Page excerpt
BEGIN

I know a lot of socialists having been one for over 30 years and I've never met anyone who could shoot a wounded person, who was incapable of defending themselves in cold blood, in panic maybe...
My point is that, in a revolutionary situation the question of seizing power in the name of human rights democracy etc does rather imply that you want those things for everyone, not just the people who agree with you. But if you really believe in something its worth fighting (and dying) for.
I read that Salwa Ismail piece - agree, she laid out the issues very concisely. But what she does demonstrate are the very powerful interests they're up against. In Tunisia they've got rid of some of senior police already and I believe some senior military figures too. What you do about powerful business/family/clan interests that appear to own so much, god knows. Nationalise?
and agree everyone has a right to defend themselves with appropriate force....I've just been watching a programme about the rubbish in naples where there are 100's of hectares of untreated rubbish piled up 10 metres high leaking toxic substances into the ground where vegetables are grown and animals graze, where €8 million has been spent on nothing apart from lining the pockets of local politicos and mafia, where people are dying of cancers caused by toxic waste.......here the police beat up protesters, fire tear gas and bullets at them.....the people of naples have been remarkably restrained considering they are being poisoned to death by the state.......
Flying bloody visit again. Work has racked up to an almost unsustainable volume at the moment and I am knackered already and it's only Monday. Meh.
Montana - get well soon! Loving the coo.
Re freedom of information and libel - two entirely different things. Freedom of speech does not include freedom to publish lies about people, and Assange is right to consider his legal options if the Graun have been telling blatant porkies.
Newspapers declaring they want to reform the libel laws is like burglars declaring they want to reform the Theft Act...
Speaking of proposed reforms, I loved the bit about how the government have got one of their friendly think-tanks to report what they want to hear i.e. we should derogate from the ECHR. Hilarious. Haven't read the "research document" yet but I am looking forward to a good old chuckle.

END

(Collected data)
BEGIN

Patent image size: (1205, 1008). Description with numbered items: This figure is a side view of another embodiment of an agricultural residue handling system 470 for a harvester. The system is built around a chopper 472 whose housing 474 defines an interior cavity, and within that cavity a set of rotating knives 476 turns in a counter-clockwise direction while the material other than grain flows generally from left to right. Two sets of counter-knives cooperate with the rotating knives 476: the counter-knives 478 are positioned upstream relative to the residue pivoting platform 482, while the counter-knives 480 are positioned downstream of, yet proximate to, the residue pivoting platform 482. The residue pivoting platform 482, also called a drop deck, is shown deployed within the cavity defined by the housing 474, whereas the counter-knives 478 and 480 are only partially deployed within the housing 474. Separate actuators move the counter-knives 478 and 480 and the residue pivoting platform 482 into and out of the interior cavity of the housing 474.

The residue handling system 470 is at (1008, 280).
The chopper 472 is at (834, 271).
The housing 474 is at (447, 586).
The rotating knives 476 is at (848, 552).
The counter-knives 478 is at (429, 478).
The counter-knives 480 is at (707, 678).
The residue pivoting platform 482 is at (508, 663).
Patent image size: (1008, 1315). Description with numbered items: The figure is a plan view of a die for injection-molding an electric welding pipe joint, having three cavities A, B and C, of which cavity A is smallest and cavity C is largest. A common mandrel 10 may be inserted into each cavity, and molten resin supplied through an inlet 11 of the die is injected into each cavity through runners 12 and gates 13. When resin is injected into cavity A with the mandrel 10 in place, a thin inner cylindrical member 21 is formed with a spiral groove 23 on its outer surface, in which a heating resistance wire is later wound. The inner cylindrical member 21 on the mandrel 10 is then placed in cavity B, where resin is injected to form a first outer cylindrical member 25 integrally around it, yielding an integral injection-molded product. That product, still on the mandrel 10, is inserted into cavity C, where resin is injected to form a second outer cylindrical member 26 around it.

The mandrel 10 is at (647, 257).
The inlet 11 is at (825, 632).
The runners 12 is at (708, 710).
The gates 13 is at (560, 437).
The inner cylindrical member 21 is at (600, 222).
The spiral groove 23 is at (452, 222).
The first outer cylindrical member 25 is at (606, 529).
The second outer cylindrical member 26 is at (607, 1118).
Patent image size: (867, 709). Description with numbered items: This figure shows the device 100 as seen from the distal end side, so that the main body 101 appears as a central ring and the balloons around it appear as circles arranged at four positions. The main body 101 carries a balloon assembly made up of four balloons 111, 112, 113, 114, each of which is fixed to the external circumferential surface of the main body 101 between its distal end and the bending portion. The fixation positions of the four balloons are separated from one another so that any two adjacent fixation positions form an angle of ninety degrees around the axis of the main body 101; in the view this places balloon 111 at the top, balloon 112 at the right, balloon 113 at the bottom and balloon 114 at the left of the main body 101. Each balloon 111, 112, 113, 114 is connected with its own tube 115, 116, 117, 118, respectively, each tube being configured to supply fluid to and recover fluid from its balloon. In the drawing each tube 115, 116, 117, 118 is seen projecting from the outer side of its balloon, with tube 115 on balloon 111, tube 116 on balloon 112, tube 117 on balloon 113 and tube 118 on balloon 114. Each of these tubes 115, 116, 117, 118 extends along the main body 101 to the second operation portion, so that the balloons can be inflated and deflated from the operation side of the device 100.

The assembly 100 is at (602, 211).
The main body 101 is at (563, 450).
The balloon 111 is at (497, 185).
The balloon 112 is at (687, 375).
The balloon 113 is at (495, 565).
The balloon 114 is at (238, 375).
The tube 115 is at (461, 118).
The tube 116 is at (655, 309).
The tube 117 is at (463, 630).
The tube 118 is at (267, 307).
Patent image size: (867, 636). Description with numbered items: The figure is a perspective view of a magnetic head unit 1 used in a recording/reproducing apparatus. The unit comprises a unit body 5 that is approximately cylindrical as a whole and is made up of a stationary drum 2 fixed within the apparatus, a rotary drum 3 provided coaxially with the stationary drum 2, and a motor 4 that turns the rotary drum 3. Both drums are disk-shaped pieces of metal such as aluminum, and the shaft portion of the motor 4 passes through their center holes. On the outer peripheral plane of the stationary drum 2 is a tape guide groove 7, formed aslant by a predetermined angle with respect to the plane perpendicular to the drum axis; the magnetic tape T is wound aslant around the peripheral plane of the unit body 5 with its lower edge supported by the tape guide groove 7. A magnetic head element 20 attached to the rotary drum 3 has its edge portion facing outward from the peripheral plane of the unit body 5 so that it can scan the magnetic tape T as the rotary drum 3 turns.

END

Problem 1
Reproduce word for word a portion of the forum discussion, beginning at the words "Flying bloody visit" and stopping after "the Theft Act...".
Problem 2
Resume the forum discussion on protest, power and legal reform, starting after its final sentence.
The entries are not required for any of the work asked here.

Task answer 1
Flying bloody visit again. Work has racked up to an almost unsustainable volume at the moment and I am knackered already and it's only Monday. Meh.
Montana - get well soon! Loving the coo.
Re freedom of information and libel - two entirely different things. Freedom of speech does not include freedom to publish lies about people, and Assange is right to consider his legal options if the Graun have been telling blatant porkies.
Newspapers declaring they want to reform the libel laws is like burglars declaring they want to reform the Theft Act...

Task answer 2
ECtHR "not fit for purpose" - also hilarious. Their purpose is to step in and clarify points of Human Rights law when the domestic governments are incapable of/unwilling to do so.
Anyhoo, hugs to all, off to browse a bit, then a cup of tea and bed for me xx
George Bush calls off trip to Switzerland Plan cancelled amid fear of violence at demonstration by human rights groups over the treatment of detainees at Guantánamo Bay
mafia tomatoes? well various mafias control supply and harvesting of veg....pretty old news here, they also traffic people to pick the veg and fruit and "pay" them €20 week if they're lucky....the camorra and 'Ndrangheta have their feet firmly in the transportation of toxic waste from all over italy but also europe. They link it up with illegal trafficking of arms, drugs and people....they use to dump off the coast of africa.....hence the pirates who originally appeared to stop the fuckers doing it.......now they just dump it off the italian coast...
the naples rubbish crisis has been going on since 1994....strangly coincides with berlusconi's entry into politics....... coincidence...me thinks not.........fucker wants to build a park on top of untreated toxic waste and plant a few tree.....i'd just bury him up to his neck in it and watch him melt.....
didn't hear about that episode but then i've given up watching tv.....it's such trite......and didn't hear it on the news....no surprise there.....
thauma i've given up with trying to understand those that support berlusconi....however, the majority don't want him in power.....remember that italy is a very old population and they are traditional right voters, added to this is the complete inability and ineptitude of the left to actually do anything.....staggering they distance themselves from practically every protest and offer no solutions.......they have as much dirt on their hands as the right.....it's nothing other than a fucking mess.......also don't forget the majority of italians are a little corrupt not paying taxes, fines, ducking and diving all over the place....they are masters of it......so corruption is a touchy subject..... also italy is still a super macho culture so getting your end away is "ok" albeit with 17year olds.....well it's women's choice innit......
thauma whilst we're talking of >tea pass me a mint one and make it a double.....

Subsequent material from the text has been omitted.